→ **Stated task**:
Locate the lines that hold the string "title". Copy every such line.
>> START Dataset
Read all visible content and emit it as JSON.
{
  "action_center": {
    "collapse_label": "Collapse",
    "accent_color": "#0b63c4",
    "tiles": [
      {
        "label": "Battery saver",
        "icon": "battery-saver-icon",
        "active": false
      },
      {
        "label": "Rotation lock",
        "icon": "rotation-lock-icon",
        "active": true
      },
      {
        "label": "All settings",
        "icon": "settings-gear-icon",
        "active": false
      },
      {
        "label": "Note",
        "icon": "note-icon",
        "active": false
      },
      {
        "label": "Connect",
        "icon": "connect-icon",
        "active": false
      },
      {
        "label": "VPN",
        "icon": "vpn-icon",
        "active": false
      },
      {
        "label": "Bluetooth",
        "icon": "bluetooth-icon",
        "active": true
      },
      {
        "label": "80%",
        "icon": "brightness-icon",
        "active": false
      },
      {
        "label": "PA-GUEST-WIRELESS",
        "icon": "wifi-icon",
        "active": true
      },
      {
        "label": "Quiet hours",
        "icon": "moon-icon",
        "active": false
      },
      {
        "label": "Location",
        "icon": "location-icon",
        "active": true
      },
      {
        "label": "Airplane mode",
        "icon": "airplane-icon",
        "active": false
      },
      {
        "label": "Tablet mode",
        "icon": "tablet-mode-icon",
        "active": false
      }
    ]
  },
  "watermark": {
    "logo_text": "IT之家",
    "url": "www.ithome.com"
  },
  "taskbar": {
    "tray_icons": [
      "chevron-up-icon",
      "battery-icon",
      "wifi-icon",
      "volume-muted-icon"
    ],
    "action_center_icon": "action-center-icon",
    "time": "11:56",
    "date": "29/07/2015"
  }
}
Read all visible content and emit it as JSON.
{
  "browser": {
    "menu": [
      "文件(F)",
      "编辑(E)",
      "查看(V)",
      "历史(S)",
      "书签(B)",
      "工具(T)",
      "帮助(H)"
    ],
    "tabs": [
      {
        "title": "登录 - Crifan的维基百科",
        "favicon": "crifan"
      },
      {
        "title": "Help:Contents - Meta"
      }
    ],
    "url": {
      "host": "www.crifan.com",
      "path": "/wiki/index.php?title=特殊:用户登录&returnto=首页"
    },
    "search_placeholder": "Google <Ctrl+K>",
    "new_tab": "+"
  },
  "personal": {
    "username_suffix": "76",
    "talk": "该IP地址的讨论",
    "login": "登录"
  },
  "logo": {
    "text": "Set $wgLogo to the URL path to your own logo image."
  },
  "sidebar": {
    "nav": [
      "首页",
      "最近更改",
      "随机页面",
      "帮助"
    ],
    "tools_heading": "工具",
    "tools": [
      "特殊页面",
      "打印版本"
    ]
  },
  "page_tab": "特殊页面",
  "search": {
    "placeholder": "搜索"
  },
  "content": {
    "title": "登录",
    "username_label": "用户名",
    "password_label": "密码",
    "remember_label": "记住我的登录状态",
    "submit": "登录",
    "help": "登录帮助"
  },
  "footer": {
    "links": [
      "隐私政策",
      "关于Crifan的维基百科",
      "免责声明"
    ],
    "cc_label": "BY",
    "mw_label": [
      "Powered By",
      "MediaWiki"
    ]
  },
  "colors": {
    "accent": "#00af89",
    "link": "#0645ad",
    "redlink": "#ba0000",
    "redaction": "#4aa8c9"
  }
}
>> END Dataset
→ **Result**:
        "title": "登录 - Crifan的维基百科",
        "title": "Help:Contents - Meta"
      "path": "/wiki/index.php?title=特殊:用户登录&returnto=首页"
    "title": "登录",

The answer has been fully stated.